(Items from a dataset)
* Start *
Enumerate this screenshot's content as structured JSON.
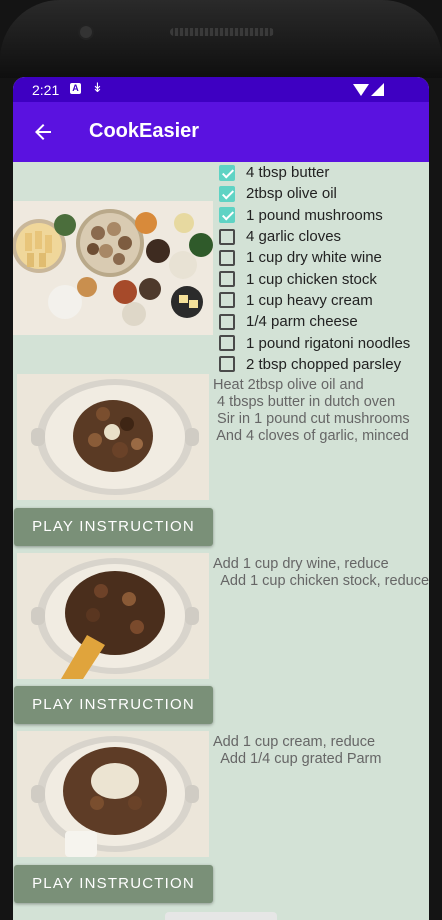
{
  "status_bar": {
    "time": "2:21",
    "notif_letter": "A"
  },
  "app_bar": {
    "title": "CookEasier"
  },
  "ingredients": [
    {
      "label": "4 tbsp butter",
      "checked": true
    },
    {
      "label": "2tbsp olive oil",
      "checked": true
    },
    {
      "label": "1 pound mushrooms",
      "checked": true
    },
    {
      "label": "4 garlic cloves",
      "checked": false
    },
    {
      "label": "1 cup dry white wine",
      "checked": false
    },
    {
      "label": "1 cup chicken stock",
      "checked": false
    },
    {
      "label": "1 cup heavy cream",
      "checked": false
    },
    {
      "label": "1/4 parm cheese",
      "checked": false
    },
    {
      "label": "1 pound rigatoni noodles",
      "checked": false
    },
    {
      "label": "2 tbsp chopped parsley",
      "checked": false
    }
  ],
  "steps": [
    {
      "text": "Heat 2tbsp olive oil and\n 4 tbsps butter in dutch oven\n Sir in 1 pound cut mushrooms\n And 4 cloves of garlic, minced",
      "button": "PLAY INSTRUCTION"
    },
    {
      "text": "Add 1 cup dry wine, reduce\n  Add 1 cup chicken stock, reduce",
      "button": "PLAY INSTRUCTION"
    },
    {
      "text": "Add 1 cup cream, reduce\n  Add 1/4 cup grated Parm",
      "button": "PLAY INSTRUCTION"
    }
  ],
  "colors": {
    "status_bar": "#3e00c2",
    "app_bar": "#5a12e0",
    "background": "#d3e2d6",
    "button": "#7a9078",
    "checkbox": "#5fd3c4"
  }
}
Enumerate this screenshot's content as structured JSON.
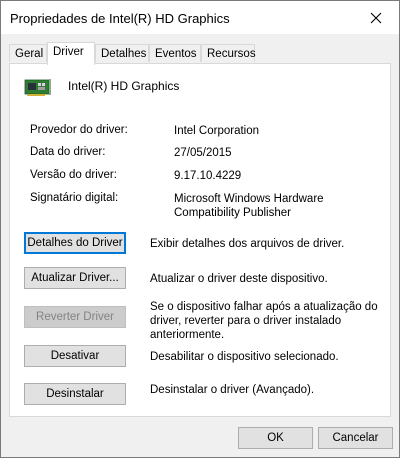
{
  "window": {
    "title": "Propriedades de Intel(R) HD Graphics"
  },
  "tabs": [
    "Geral",
    "Driver",
    "Detalhes",
    "Eventos",
    "Recursos"
  ],
  "active_tab": "Driver",
  "device": {
    "name": "Intel(R) HD Graphics",
    "icon": "display-adapter-icon"
  },
  "info": {
    "provider_label": "Provedor do driver:",
    "provider_value": "Intel Corporation",
    "date_label": "Data do driver:",
    "date_value": "27/05/2015",
    "version_label": "Versão do driver:",
    "version_value": "9.17.10.4229",
    "signer_label": "Signatário digital:",
    "signer_value": "Microsoft Windows Hardware Compatibility Publisher"
  },
  "actions": {
    "details_label": "Detalhes do Driver",
    "details_desc": "Exibir detalhes dos arquivos de driver.",
    "update_label": "Atualizar Driver...",
    "update_desc": "Atualizar o driver deste dispositivo.",
    "rollback_label": "Reverter Driver",
    "rollback_desc": "Se o dispositivo falhar após a atualização do driver, reverter para o driver instalado anteriormente.",
    "disable_label": "Desativar",
    "disable_desc": "Desabilitar o dispositivo selecionado.",
    "uninstall_label": "Desinstalar",
    "uninstall_desc": "Desinstalar o driver (Avançado)."
  },
  "footer": {
    "ok_label": "OK",
    "cancel_label": "Cancelar"
  },
  "colors": {
    "focus_border": "#0078d7",
    "dialog_bg": "#f0f0f0",
    "panel_bg": "#ffffff"
  }
}
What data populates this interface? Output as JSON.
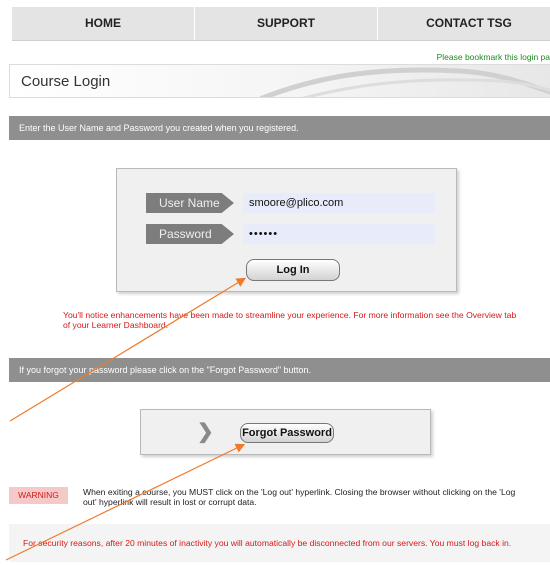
{
  "nav": {
    "items": [
      "HOME",
      "SUPPORT",
      "CONTACT TSG"
    ]
  },
  "bookmark_text": "Please bookmark this login pa",
  "page_title": "Course Login",
  "instructions": "Enter the User Name and Password you created when you registered.",
  "login": {
    "username_label": "User Name",
    "username_value": "smoore@plico.com",
    "password_label": "Password",
    "password_value": "••••••",
    "login_button": "Log In"
  },
  "notice_text": "You'll notice enhancements have been made to streamline your experience. For more information see the Overview tab of your Learner Dashboard.",
  "forgot_instructions": "If you forgot your password please click on the \"Forgot Password\" button.",
  "forgot_button": "Forgot Password",
  "warning": {
    "badge": "WARNING",
    "text": "When exiting a course, you MUST click on the 'Log out' hyperlink. Closing the browser without clicking on the 'Log out' hyperlink will result in lost or corrupt data."
  },
  "security_text": "For security reasons, after 20 minutes of inactivity you will automatically be disconnected from our servers. You must log back in.",
  "colors": {
    "accent_red": "#d41a1a",
    "annotation_arrow": "#f07a2a",
    "bookmark_green": "#1f8a1f",
    "bar_gray": "#8f8f8f"
  },
  "icons": {
    "forgot_chevron": "chevron-right-icon"
  }
}
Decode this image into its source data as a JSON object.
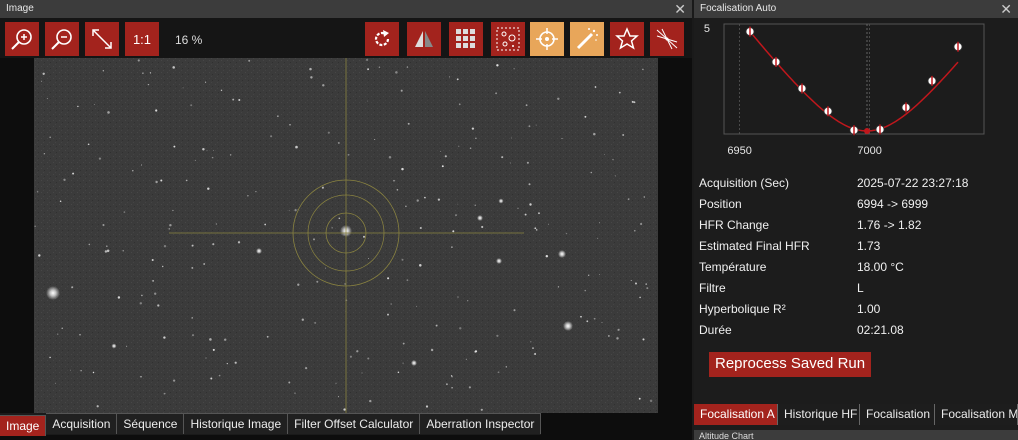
{
  "image_panel": {
    "title": "Image",
    "close_icon": "close-icon",
    "zoom_level": "16 %",
    "one_to_one_label": "1:1",
    "tabs": [
      {
        "label": "Image",
        "active": true
      },
      {
        "label": "Acquisition"
      },
      {
        "label": "Séquence"
      },
      {
        "label": "Historique Image"
      },
      {
        "label": "Filter Offset Calculator"
      },
      {
        "label": "Aberration Inspector"
      }
    ]
  },
  "focus_panel": {
    "title": "Focalisation Auto",
    "chart_data": {
      "type": "scatter",
      "x_ticks": [
        "6950",
        "7000"
      ],
      "y_ticks": [
        "5"
      ],
      "x": [
        6954,
        6964,
        6974,
        6984,
        6994,
        7004,
        7014,
        7024,
        7034
      ],
      "y": [
        4.95,
        4.55,
        4.2,
        3.9,
        3.65,
        3.66,
        3.95,
        4.3,
        4.75
      ],
      "fit_min_x": 6999,
      "xlim": [
        6944,
        7044
      ],
      "ylim": [
        3.6,
        5.05
      ],
      "colors": {
        "curve": "#c0171c",
        "points": "#ffffff",
        "grid": "#555555"
      }
    },
    "rows": [
      {
        "key": "Acquisition (Sec)",
        "value": "2025-07-22 23:27:18"
      },
      {
        "key": "Position",
        "value": "6994 -> 6999"
      },
      {
        "key": "HFR Change",
        "value": "1.76 -> 1.82"
      },
      {
        "key": "Estimated Final HFR",
        "value": "1.73"
      },
      {
        "key": "Température",
        "value": "18.00 °C"
      },
      {
        "key": "Filtre",
        "value": "L"
      },
      {
        "key": "Hyperbolique R²",
        "value": "1.00"
      },
      {
        "key": "Durée",
        "value": "02:21.08"
      }
    ],
    "reprocess_label": "Reprocess Saved Run",
    "tabs": [
      {
        "label": "Focalisation A",
        "active": true
      },
      {
        "label": "Historique HF"
      },
      {
        "label": "Focalisation"
      },
      {
        "label": "Focalisation M"
      }
    ]
  },
  "altitude_panel": {
    "title": "Altitude Chart"
  }
}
* End *
#### [INSTRUCTIONS FOR THE TASK]
Repeat each entry exactly as given; no pictures belong in the copy.

#### [EXERCISE SOLUTION]
Enumerate this screenshot's content as structured JSON.
{
  "status_bar": {
    "time": "2:21",
    "notif_letter": "A"
  },
  "app_bar": {
    "title": "CookEasier"
  },
  "ingredients": [
    {
      "label": "4 tbsp butter",
      "checked": true
    },
    {
      "label": "2tbsp olive oil",
      "checked": true
    },
    {
      "label": "1 pound mushrooms",
      "checked": true
    },
    {
      "label": "4 garlic cloves",
      "checked": false
    },
    {
      "label": "1 cup dry white wine",
      "checked": false
    },
    {
      "label": "1 cup chicken stock",
      "checked": false
    },
    {
      "label": "1 cup heavy cream",
      "checked": false
    },
    {
      "label": "1/4 parm cheese",
      "checked": false
    },
    {
      "label": "1 pound rigatoni noodles",
      "checked": false
    },
    {
      "label": "2 tbsp chopped parsley",
      "checked": false
    }
  ],
  "steps": [
    {
      "text": "Heat 2tbsp olive oil and\n 4 tbsps butter in dutch oven\n Sir in 1 pound cut mushrooms\n And 4 cloves of garlic, minced",
      "button": "PLAY INSTRUCTION"
    },
    {
      "text": "Add 1 cup dry wine, reduce\n  Add 1 cup chicken stock, reduce",
      "button": "PLAY INSTRUCTION"
    },
    {
      "text": "Add 1 cup cream, reduce\n  Add 1/4 cup grated Parm",
      "button": "PLAY INSTRUCTION"
    }
  ],
  "colors": {
    "status_bar": "#3e00c2",
    "app_bar": "#5a12e0",
    "background": "#d3e2d6",
    "button": "#7a9078",
    "checkbox": "#5fd3c4"
  }
}
Enumerate this screenshot's content as structured JSON.
{
  "window": {
    "title": "Propriedades de Intel(R) HD Graphics"
  },
  "tabs": [
    "Geral",
    "Driver",
    "Detalhes",
    "Eventos",
    "Recursos"
  ],
  "active_tab": "Driver",
  "device": {
    "name": "Intel(R) HD Graphics",
    "icon": "display-adapter-icon"
  },
  "info": {
    "provider_label": "Provedor do driver:",
    "provider_value": "Intel Corporation",
    "date_label": "Data do driver:",
    "date_value": "27/05/2015",
    "version_label": "Versão do driver:",
    "version_value": "9.17.10.4229",
    "signer_label": "Signatário digital:",
    "signer_value": "Microsoft Windows Hardware Compatibility Publisher"
  },
  "actions": {
    "details_label": "Detalhes do Driver",
    "details_desc": "Exibir detalhes dos arquivos de driver.",
    "update_label": "Atualizar Driver...",
    "update_desc": "Atualizar o driver deste dispositivo.",
    "rollback_label": "Reverter Driver",
    "rollback_desc": "Se o dispositivo falhar após a atualização do driver, reverter para o driver instalado anteriormente.",
    "disable_label": "Desativar",
    "disable_desc": "Desabilitar o dispositivo selecionado.",
    "uninstall_label": "Desinstalar",
    "uninstall_desc": "Desinstalar o driver (Avançado)."
  },
  "footer": {
    "ok_label": "OK",
    "cancel_label": "Cancelar"
  },
  "colors": {
    "focus_border": "#0078d7",
    "dialog_bg": "#f0f0f0",
    "panel_bg": "#ffffff"
  }
}
What data populates this interface? Output as JSON.
{
  "nav": {
    "items": [
      "HOME",
      "SUPPORT",
      "CONTACT TSG"
    ]
  },
  "bookmark_text": "Please bookmark this login pa",
  "page_title": "Course Login",
  "instructions": "Enter the User Name and Password you created when you registered.",
  "login": {
    "username_label": "User Name",
    "username_value": "smoore@plico.com",
    "password_label": "Password",
    "password_value": "••••••",
    "login_button": "Log In"
  },
  "notice_text": "You'll notice enhancements have been made to streamline your experience. For more information see the Overview tab of your Learner Dashboard.",
  "forgot_instructions": "If you forgot your password please click on the \"Forgot Password\" button.",
  "forgot_button": "Forgot Password",
  "warning": {
    "badge": "WARNING",
    "text": "When exiting a course, you MUST click on the 'Log out' hyperlink. Closing the browser without clicking on the 'Log out' hyperlink will result in lost or corrupt data."
  },
  "security_text": "For security reasons, after 20 minutes of inactivity you will automatically be disconnected from our servers. You must log back in.",
  "colors": {
    "accent_red": "#d41a1a",
    "annotation_arrow": "#f07a2a",
    "bookmark_green": "#1f8a1f",
    "bar_gray": "#8f8f8f"
  },
  "icons": {
    "forgot_chevron": "chevron-right-icon"
  }
}
Decode this image into its source data as a JSON object.
{
  "image_panel": {
    "title": "Image",
    "close_icon": "close-icon",
    "zoom_level": "16 %",
    "one_to_one_label": "1:1",
    "tabs": [
      {
        "label": "Image",
        "active": true
      },
      {
        "label": "Acquisition"
      },
      {
        "label": "Séquence"
      },
      {
        "label": "Historique Image"
      },
      {
        "label": "Filter Offset Calculator"
      },
      {
        "label": "Aberration Inspector"
      }
    ]
  },
  "focus_panel": {
    "title": "Focalisation Auto",
    "chart_data": {
      "type": "scatter",
      "x_ticks": [
        "6950",
        "7000"
      ],
      "y_ticks": [
        "5"
      ],
      "x": [
        6954,
        6964,
        6974,
        6984,
        6994,
        7004,
        7014,
        7024,
        7034
      ],
      "y": [
        4.95,
        4.55,
        4.2,
        3.9,
        3.65,
        3.66,
        3.95,
        4.3,
        4.75
      ],
      "fit_min_x": 6999,
      "xlim": [
        6944,
        7044
      ],
      "ylim": [
        3.6,
        5.05
      ],
      "colors": {
        "curve": "#c0171c",
        "points": "#ffffff",
        "grid": "#555555"
      }
    },
    "rows": [
      {
        "key": "Acquisition (Sec)",
        "value": "2025-07-22 23:27:18"
      },
      {
        "key": "Position",
        "value": "6994 -> 6999"
      },
      {
        "key": "HFR Change",
        "value": "1.76 -> 1.82"
      },
      {
        "key": "Estimated Final HFR",
        "value": "1.73"
      },
      {
        "key": "Température",
        "value": "18.00 °C"
      },
      {
        "key": "Filtre",
        "value": "L"
      },
      {
        "key": "Hyperbolique R²",
        "value": "1.00"
      },
      {
        "key": "Durée",
        "value": "02:21.08"
      }
    ],
    "reprocess_label": "Reprocess Saved Run",
    "tabs": [
      {
        "label": "Focalisation A",
        "active": true
      },
      {
        "label": "Historique HF"
      },
      {
        "label": "Focalisation"
      },
      {
        "label": "Focalisation M"
      }
    ]
  },
  "altitude_panel": {
    "title": "Altitude Chart"
  }
}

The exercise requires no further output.